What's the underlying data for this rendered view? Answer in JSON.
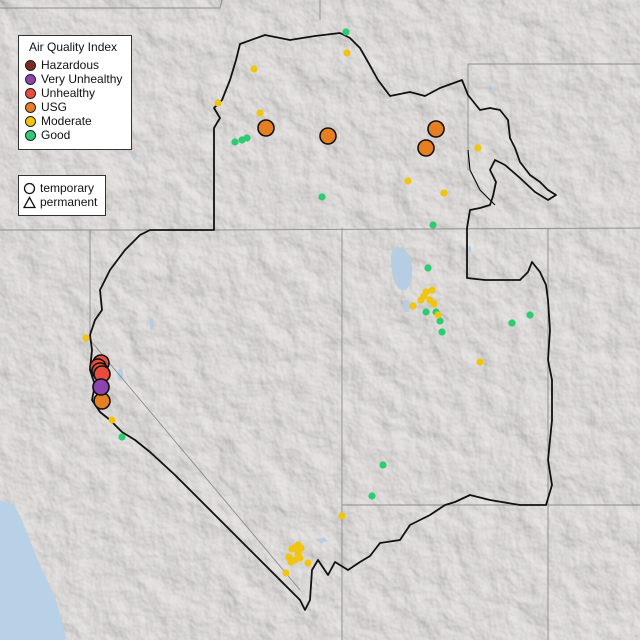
{
  "legend": {
    "title": "Air Quality Index",
    "categories": [
      {
        "label": "Hazardous",
        "color": "#7e2a23"
      },
      {
        "label": "Very Unhealthy",
        "color": "#8e44ad"
      },
      {
        "label": "Unhealthy",
        "color": "#e74c3c"
      },
      {
        "label": "USG",
        "color": "#e67e22"
      },
      {
        "label": "Moderate",
        "color": "#f1c40f"
      },
      {
        "label": "Good",
        "color": "#2ecc71"
      }
    ]
  },
  "monitor_type_legend": {
    "items": [
      {
        "label": "temporary",
        "shape": "circle"
      },
      {
        "label": "permanent",
        "shape": "triangle"
      }
    ]
  },
  "map": {
    "basemap": "shaded-relief terrain, light gray",
    "region_outline": "thick black boundary",
    "marker_counts": {
      "Unhealthy": 4,
      "Very Unhealthy": 1,
      "USG": 5,
      "Moderate": 30,
      "Good": 16
    }
  }
}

| Short exercise |
Write the lines above out again exactly, without any of their pictures.

| Reply |
What's the underlying data for this rendered view? Answer in JSON.
{
  "legend": {
    "title": "Air Quality Index",
    "categories": [
      {
        "label": "Hazardous",
        "color": "#7e2a23"
      },
      {
        "label": "Very Unhealthy",
        "color": "#8e44ad"
      },
      {
        "label": "Unhealthy",
        "color": "#e74c3c"
      },
      {
        "label": "USG",
        "color": "#e67e22"
      },
      {
        "label": "Moderate",
        "color": "#f1c40f"
      },
      {
        "label": "Good",
        "color": "#2ecc71"
      }
    ]
  },
  "monitor_type_legend": {
    "items": [
      {
        "label": "temporary",
        "shape": "circle"
      },
      {
        "label": "permanent",
        "shape": "triangle"
      }
    ]
  },
  "map": {
    "basemap": "shaded-relief terrain, light gray",
    "region_outline": "thick black boundary",
    "marker_counts": {
      "Unhealthy": 4,
      "Very Unhealthy": 1,
      "USG": 5,
      "Moderate": 30,
      "Good": 16
    }
  }
}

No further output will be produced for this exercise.